Your instructions: Please find all lines in the data that hold the string "none" and copy them.

Source records:
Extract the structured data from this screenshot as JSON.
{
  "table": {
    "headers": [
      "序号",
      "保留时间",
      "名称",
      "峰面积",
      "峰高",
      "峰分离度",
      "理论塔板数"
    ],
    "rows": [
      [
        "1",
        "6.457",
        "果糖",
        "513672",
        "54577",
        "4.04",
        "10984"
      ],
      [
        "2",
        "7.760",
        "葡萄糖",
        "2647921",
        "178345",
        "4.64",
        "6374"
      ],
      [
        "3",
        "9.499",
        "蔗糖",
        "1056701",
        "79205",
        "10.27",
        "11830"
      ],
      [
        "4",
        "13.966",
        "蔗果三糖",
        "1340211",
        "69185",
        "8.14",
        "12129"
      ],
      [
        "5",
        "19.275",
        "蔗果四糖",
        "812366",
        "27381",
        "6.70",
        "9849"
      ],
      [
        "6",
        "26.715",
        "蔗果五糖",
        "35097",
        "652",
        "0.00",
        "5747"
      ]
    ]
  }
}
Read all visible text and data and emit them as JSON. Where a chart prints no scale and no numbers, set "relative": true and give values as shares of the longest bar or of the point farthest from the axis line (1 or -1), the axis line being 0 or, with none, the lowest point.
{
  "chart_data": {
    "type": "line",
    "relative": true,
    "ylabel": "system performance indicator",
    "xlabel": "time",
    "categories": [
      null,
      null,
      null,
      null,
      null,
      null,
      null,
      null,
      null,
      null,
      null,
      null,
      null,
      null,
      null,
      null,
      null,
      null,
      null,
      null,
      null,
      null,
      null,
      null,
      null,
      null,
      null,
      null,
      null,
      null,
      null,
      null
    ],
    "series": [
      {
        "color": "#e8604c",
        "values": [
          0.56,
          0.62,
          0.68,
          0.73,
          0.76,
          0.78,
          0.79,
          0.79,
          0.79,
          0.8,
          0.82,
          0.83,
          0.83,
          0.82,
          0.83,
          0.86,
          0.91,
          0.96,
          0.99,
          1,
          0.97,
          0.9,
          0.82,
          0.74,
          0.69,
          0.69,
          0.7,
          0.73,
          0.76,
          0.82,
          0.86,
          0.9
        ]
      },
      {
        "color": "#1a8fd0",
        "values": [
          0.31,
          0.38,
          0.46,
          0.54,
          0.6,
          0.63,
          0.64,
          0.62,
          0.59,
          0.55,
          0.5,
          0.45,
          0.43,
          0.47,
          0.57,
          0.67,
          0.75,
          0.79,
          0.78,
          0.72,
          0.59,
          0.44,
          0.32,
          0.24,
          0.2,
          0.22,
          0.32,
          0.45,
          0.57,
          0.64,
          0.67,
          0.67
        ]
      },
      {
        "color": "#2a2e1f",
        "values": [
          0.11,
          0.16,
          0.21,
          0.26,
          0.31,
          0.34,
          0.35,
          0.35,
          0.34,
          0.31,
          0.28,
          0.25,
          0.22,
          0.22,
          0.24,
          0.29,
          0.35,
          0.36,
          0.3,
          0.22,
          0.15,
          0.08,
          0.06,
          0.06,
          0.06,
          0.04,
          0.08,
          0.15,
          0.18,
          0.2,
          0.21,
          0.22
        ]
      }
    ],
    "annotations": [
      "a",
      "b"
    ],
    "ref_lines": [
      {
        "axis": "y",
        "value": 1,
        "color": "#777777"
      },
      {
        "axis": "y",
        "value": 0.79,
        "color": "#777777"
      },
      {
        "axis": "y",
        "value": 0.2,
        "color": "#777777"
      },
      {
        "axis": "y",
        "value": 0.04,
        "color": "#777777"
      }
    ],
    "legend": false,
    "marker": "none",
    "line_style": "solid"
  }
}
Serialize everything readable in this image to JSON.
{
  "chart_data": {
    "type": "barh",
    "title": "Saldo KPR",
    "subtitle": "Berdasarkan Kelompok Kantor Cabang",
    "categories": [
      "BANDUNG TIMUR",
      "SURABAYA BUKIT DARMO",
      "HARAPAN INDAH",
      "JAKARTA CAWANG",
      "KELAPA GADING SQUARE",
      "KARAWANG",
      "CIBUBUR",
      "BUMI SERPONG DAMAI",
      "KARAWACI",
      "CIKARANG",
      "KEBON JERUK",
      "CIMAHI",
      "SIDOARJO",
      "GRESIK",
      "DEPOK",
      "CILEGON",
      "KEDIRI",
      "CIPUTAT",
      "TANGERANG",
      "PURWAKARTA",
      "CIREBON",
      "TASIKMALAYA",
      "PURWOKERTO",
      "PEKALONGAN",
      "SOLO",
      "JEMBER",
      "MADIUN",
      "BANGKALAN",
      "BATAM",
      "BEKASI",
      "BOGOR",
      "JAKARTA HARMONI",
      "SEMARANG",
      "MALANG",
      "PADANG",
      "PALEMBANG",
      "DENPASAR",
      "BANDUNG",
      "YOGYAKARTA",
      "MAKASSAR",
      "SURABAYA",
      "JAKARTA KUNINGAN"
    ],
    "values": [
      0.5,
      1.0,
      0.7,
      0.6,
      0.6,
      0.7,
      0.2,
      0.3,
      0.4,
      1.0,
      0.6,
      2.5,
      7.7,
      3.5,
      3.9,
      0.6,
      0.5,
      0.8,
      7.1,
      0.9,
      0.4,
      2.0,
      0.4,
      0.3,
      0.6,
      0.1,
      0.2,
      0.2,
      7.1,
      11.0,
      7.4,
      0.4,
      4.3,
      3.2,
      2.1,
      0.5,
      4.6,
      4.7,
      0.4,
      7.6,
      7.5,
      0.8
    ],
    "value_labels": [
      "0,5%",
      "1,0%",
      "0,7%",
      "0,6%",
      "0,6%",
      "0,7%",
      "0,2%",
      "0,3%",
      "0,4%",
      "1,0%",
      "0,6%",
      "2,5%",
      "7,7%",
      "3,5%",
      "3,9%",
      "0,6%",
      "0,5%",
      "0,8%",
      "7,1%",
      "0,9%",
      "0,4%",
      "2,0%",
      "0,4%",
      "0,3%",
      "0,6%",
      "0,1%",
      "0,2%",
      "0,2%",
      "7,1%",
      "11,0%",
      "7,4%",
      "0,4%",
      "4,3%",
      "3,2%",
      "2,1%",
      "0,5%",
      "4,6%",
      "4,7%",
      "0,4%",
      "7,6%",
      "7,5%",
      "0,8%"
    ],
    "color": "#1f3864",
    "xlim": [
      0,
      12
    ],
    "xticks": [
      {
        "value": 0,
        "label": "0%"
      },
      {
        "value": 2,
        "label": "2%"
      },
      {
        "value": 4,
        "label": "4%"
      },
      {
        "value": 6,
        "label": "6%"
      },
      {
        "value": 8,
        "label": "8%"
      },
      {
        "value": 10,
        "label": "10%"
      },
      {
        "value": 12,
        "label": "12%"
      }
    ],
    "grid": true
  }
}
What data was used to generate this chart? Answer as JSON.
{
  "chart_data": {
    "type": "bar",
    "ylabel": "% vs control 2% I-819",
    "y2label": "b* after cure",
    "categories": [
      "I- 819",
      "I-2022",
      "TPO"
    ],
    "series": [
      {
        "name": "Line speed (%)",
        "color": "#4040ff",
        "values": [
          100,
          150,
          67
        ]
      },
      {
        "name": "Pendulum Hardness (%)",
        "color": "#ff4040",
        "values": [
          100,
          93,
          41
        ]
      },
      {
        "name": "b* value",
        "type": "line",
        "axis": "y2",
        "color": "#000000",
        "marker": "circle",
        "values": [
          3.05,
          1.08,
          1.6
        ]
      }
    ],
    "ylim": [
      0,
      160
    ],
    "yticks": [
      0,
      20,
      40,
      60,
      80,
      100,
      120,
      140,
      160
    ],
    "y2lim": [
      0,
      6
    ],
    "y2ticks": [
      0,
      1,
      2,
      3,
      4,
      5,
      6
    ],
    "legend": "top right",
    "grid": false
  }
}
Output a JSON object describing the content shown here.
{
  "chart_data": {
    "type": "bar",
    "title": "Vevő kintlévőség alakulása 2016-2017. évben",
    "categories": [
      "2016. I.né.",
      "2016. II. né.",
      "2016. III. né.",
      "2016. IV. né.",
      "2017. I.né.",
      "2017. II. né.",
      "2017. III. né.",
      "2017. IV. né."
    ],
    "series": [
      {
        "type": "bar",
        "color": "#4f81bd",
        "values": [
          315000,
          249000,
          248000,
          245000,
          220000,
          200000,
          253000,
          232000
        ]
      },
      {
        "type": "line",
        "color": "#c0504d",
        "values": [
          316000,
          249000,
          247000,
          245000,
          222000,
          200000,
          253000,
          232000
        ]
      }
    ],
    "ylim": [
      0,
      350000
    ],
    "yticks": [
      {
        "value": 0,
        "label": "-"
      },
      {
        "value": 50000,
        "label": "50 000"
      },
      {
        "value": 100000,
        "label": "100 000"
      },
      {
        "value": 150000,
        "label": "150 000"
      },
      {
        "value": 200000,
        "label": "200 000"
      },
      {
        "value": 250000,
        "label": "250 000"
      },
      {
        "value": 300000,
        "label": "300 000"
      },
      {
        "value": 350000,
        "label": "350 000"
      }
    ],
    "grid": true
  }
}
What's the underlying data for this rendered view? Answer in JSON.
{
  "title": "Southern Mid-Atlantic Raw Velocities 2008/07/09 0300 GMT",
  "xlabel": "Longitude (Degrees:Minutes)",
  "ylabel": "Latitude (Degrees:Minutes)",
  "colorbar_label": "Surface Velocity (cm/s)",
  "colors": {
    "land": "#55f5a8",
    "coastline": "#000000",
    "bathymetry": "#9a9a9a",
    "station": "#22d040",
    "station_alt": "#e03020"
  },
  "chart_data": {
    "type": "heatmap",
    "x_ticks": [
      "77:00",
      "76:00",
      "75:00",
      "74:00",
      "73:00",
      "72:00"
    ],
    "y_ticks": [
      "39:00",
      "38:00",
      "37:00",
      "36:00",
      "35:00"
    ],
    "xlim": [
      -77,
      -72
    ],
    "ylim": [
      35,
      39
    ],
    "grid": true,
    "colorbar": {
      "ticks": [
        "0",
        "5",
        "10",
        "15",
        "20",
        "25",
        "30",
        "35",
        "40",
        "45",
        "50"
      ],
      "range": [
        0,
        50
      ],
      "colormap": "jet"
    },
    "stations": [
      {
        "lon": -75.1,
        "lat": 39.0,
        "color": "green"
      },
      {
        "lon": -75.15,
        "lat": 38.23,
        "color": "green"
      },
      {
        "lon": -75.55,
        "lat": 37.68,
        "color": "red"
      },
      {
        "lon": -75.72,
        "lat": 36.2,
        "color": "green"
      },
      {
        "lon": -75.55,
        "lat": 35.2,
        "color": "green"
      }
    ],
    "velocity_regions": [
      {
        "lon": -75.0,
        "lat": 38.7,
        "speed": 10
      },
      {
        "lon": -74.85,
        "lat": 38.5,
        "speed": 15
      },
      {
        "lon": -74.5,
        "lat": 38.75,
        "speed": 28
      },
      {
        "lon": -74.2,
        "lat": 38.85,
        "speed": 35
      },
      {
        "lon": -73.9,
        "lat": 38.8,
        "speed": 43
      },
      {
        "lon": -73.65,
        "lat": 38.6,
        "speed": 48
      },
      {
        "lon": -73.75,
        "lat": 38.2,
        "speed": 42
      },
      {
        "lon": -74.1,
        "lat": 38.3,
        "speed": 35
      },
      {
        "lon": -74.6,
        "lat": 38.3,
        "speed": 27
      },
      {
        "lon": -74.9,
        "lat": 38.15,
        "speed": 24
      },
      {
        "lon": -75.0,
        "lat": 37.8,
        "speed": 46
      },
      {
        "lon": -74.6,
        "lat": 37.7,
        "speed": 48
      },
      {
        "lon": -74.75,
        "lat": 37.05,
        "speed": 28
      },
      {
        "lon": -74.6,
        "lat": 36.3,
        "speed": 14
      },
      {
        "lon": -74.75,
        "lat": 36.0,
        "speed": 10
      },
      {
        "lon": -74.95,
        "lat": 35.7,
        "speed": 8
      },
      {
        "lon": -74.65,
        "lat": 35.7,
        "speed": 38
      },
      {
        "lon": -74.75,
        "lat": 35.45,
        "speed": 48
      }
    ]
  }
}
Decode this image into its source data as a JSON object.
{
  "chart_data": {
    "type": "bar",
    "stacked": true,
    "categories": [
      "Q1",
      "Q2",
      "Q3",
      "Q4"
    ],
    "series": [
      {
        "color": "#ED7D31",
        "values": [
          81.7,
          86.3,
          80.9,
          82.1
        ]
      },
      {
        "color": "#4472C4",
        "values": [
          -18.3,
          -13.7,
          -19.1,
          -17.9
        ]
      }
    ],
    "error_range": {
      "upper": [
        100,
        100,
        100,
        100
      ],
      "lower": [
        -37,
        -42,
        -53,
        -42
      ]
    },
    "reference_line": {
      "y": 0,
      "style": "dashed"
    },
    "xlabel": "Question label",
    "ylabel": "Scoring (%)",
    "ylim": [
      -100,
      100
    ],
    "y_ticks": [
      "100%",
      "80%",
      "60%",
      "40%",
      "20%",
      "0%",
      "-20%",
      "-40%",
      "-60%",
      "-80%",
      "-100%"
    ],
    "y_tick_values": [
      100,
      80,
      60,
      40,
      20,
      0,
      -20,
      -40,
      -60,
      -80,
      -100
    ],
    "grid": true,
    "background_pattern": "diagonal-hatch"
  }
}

Reply to the exercise:
Read all visible text and data and emit them as JSON. Where a chart prints no scale and no numbers, set "relative": true and give values as shares of the longest bar or of the point farthest from the axis line (1 or -1), the axis line being 0 or, with none, the lowest point.
    "marker": "none",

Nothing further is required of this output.